What is being asked: Copy each line below in which the word "zero" occurs.

[Dataset entries]
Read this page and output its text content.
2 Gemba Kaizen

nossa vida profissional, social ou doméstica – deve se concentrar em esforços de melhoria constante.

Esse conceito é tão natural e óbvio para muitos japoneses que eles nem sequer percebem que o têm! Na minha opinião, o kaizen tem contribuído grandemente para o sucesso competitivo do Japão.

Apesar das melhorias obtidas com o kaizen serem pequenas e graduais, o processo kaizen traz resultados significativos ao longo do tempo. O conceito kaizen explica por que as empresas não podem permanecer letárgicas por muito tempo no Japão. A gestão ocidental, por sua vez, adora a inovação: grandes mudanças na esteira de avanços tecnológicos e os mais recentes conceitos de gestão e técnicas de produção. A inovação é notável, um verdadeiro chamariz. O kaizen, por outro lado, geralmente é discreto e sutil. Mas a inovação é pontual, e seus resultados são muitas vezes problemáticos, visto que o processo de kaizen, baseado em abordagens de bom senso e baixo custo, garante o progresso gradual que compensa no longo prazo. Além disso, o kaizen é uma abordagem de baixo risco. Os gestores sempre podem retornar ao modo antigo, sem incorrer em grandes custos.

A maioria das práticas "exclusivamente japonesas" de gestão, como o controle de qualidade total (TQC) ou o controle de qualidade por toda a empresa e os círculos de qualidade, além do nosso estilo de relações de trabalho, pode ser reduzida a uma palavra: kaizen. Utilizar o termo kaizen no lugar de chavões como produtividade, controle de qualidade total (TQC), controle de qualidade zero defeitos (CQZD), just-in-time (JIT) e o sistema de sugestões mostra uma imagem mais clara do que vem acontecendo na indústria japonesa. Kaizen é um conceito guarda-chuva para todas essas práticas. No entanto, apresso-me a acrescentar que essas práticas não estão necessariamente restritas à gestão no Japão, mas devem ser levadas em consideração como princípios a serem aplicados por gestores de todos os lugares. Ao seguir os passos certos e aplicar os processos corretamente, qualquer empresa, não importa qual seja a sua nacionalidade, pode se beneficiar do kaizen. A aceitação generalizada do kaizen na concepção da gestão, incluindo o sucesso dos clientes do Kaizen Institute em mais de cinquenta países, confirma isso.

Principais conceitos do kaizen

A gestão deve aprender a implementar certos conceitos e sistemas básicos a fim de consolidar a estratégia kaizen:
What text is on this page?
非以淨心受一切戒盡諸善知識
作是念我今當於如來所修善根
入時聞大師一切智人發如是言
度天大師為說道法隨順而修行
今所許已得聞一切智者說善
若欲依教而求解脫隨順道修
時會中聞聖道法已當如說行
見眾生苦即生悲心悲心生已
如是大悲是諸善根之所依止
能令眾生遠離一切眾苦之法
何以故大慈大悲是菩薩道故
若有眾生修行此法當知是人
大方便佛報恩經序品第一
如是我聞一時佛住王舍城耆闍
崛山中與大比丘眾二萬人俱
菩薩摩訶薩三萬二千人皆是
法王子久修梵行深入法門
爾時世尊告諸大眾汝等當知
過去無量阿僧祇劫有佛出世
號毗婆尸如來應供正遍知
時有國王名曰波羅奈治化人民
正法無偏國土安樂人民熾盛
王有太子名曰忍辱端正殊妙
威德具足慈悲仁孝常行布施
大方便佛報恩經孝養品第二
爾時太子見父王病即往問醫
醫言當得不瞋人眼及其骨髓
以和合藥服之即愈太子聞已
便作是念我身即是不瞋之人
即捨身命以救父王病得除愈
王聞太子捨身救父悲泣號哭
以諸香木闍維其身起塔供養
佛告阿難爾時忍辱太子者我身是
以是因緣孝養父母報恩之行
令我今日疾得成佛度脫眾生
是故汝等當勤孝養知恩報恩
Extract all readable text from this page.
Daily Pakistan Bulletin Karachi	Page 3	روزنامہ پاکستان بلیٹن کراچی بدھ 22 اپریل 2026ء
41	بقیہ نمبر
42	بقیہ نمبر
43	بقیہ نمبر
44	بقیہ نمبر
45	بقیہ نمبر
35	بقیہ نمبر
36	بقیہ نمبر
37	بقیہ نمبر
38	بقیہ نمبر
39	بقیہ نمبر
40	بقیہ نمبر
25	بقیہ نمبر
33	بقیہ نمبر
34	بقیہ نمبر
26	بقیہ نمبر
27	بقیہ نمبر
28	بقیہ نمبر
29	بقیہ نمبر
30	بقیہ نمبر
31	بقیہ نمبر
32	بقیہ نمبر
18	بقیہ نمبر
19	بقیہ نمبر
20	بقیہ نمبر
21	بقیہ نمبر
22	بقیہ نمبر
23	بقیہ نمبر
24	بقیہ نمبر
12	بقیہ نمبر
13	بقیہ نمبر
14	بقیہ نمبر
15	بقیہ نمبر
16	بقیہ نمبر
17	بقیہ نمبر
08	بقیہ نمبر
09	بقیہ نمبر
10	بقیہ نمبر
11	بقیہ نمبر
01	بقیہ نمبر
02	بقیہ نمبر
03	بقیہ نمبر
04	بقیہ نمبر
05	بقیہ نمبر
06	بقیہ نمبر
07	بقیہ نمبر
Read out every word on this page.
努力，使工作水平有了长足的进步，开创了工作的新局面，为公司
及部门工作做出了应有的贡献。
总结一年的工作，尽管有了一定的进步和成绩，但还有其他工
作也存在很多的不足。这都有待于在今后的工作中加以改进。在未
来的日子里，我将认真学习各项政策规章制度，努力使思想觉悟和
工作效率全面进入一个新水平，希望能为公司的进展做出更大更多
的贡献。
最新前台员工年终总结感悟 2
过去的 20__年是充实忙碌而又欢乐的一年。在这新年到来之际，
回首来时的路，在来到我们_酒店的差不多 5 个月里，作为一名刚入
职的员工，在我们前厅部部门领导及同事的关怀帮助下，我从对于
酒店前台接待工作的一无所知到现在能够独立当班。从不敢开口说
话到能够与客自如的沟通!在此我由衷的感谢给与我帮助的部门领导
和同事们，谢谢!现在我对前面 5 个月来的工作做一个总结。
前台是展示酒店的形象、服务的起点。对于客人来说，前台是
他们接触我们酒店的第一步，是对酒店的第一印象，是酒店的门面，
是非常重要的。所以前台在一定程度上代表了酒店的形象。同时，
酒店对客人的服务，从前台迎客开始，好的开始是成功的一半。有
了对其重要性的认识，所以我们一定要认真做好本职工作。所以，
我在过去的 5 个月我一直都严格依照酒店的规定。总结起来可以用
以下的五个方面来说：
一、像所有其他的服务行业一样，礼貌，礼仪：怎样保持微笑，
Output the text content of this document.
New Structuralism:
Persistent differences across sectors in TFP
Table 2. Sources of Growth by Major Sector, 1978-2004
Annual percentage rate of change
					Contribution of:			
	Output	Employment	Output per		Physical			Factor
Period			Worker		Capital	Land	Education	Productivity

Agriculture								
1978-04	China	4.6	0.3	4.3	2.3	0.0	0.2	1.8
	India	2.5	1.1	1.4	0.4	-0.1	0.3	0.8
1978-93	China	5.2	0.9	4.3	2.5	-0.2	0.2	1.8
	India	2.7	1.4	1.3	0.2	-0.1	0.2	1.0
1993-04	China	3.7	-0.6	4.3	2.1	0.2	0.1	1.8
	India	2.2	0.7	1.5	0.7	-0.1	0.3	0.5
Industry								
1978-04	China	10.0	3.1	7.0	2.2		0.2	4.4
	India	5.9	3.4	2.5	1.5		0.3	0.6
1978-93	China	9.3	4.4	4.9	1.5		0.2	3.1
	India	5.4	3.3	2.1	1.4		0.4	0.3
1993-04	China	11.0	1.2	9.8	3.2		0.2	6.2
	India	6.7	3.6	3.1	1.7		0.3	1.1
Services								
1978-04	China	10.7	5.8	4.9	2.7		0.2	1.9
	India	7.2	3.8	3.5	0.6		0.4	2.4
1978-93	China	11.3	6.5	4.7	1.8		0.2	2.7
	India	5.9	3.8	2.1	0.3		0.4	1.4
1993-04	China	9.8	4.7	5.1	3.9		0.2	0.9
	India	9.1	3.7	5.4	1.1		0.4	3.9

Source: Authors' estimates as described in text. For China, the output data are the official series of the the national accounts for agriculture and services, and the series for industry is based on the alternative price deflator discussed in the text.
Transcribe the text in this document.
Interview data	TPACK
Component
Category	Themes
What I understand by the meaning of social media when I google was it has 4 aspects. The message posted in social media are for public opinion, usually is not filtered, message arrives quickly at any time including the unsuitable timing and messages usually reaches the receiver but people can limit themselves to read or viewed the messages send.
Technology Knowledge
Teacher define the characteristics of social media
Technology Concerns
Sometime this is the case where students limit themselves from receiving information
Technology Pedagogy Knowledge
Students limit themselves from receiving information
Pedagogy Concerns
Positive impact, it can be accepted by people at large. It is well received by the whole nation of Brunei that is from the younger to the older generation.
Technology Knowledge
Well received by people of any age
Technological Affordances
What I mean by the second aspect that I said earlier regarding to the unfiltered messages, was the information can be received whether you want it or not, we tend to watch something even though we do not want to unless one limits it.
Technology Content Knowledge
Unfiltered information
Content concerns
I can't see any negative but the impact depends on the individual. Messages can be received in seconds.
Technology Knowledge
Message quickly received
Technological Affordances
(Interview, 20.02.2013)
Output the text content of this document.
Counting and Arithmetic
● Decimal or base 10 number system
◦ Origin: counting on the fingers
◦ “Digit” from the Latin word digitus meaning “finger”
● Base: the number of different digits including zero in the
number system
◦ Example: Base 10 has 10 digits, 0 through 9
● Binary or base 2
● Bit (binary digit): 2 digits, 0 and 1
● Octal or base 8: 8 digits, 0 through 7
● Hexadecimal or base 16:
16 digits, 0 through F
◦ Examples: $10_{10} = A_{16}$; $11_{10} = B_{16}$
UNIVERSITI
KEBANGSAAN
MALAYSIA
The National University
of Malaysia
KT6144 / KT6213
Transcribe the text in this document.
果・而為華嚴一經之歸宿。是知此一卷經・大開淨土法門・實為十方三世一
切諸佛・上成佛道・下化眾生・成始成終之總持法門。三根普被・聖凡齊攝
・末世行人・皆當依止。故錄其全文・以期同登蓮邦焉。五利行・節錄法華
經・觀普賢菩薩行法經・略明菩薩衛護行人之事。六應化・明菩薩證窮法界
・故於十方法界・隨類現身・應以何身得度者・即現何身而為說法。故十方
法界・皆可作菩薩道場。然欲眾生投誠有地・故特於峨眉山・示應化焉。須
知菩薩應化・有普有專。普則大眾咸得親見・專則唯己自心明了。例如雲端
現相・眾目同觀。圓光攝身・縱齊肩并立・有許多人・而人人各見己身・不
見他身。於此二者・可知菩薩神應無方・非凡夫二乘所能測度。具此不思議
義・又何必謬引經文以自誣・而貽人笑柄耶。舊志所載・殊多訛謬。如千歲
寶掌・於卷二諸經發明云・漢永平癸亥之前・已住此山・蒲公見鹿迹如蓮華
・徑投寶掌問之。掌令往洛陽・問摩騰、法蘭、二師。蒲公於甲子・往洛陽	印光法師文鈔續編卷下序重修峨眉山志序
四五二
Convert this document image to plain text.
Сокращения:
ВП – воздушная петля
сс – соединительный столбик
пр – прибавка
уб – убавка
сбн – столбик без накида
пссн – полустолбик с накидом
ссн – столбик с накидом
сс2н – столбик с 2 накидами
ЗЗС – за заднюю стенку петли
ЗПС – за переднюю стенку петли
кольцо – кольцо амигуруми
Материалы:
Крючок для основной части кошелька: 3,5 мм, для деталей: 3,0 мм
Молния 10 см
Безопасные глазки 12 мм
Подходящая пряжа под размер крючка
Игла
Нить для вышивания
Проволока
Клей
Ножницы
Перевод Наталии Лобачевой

Expected answer:
A maioria das práticas "exclusivamente japonesas" de gestão, como o controle de qualidade total (TQC) ou o controle de qualidade por toda a empresa e os círculos de qualidade, além do nosso estilo de relações de trabalho, pode ser reduzida a uma palavra: kaizen. Utilizar o termo kaizen no lugar de chavões como produtividade, controle de qualidade total (TQC), controle de qualidade zero defeitos (CQZD), just-in-time (JIT) e o sistema de sugestões mostra uma imagem mais clara do que vem acontecendo na indústria japonesa. Kaizen é um conceito guarda-chuva para todas essas práticas. No entanto, apresso-me a acrescentar que essas práticas não estão necessariamente restritas à gestão no Japão, mas devem ser levadas em consideração como princípios a serem aplicados por gestores de todos os lugares. Ao seguir os passos certos e aplicar os processos corretamente, qualquer empresa, não importa qual seja a sua nacionalidade, pode se beneficiar do kaizen. A aceitação generalizada do kaizen na concepção da gestão, incluindo o sucesso dos clientes do Kaizen Institute em mais de cinquenta países, confirma isso.
● Base: the number of different digits including zero in the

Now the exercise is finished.